## START MATERIAL

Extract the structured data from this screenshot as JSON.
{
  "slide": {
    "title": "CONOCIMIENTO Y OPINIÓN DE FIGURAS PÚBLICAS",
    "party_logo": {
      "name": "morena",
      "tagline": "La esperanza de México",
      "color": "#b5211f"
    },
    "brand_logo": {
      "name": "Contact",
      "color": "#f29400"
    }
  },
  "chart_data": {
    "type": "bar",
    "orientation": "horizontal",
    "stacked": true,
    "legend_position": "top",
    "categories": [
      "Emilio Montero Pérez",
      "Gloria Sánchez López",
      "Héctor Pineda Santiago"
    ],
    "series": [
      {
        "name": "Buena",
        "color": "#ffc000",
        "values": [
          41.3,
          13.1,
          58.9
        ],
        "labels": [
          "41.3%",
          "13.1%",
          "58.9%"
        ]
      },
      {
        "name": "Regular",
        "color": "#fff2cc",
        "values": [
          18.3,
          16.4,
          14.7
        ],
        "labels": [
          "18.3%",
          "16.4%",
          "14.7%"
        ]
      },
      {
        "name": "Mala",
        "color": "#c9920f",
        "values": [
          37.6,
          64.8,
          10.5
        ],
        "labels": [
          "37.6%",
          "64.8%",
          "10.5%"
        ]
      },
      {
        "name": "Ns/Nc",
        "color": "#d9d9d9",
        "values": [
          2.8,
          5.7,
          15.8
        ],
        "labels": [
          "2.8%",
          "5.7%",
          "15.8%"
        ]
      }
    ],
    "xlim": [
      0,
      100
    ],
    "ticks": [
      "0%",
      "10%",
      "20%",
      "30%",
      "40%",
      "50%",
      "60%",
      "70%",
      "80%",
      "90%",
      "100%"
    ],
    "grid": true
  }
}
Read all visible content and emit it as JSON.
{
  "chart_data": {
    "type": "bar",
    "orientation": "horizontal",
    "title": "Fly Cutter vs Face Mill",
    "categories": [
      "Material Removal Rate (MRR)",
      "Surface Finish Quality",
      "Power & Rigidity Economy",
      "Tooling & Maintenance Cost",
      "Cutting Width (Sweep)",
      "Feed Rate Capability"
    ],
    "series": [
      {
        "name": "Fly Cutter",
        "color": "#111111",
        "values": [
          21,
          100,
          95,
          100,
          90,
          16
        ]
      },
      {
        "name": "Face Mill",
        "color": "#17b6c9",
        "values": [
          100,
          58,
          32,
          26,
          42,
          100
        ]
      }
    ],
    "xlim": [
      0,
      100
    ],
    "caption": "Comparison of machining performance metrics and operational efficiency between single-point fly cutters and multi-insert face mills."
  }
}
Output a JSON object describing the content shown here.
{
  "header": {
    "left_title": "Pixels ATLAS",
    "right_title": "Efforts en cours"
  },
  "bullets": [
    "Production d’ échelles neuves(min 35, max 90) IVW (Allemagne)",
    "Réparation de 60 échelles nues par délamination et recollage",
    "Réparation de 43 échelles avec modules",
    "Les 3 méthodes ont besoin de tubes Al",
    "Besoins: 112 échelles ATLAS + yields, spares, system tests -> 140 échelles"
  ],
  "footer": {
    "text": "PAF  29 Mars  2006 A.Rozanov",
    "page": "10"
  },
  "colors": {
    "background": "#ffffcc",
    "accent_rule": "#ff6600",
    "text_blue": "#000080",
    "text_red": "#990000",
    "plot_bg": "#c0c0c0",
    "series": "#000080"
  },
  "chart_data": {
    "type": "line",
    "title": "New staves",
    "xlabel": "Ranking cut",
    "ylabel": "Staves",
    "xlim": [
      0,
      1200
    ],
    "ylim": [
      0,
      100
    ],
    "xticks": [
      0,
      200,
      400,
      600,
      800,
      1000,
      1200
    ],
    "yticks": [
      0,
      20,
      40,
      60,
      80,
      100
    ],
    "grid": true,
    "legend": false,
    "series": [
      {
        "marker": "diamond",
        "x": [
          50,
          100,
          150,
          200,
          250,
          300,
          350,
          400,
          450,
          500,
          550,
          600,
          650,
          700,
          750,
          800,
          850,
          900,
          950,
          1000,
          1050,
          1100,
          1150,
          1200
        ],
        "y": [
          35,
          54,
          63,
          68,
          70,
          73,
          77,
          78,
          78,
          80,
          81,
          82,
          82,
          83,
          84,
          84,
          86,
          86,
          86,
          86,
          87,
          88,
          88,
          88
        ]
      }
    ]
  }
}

## END MATERIAL

**WHAT IS ASKED**: Of the lines in the listing above, how many hold the string "name"? Reply with the number only.

**PROBLEM SOLUTION**: 8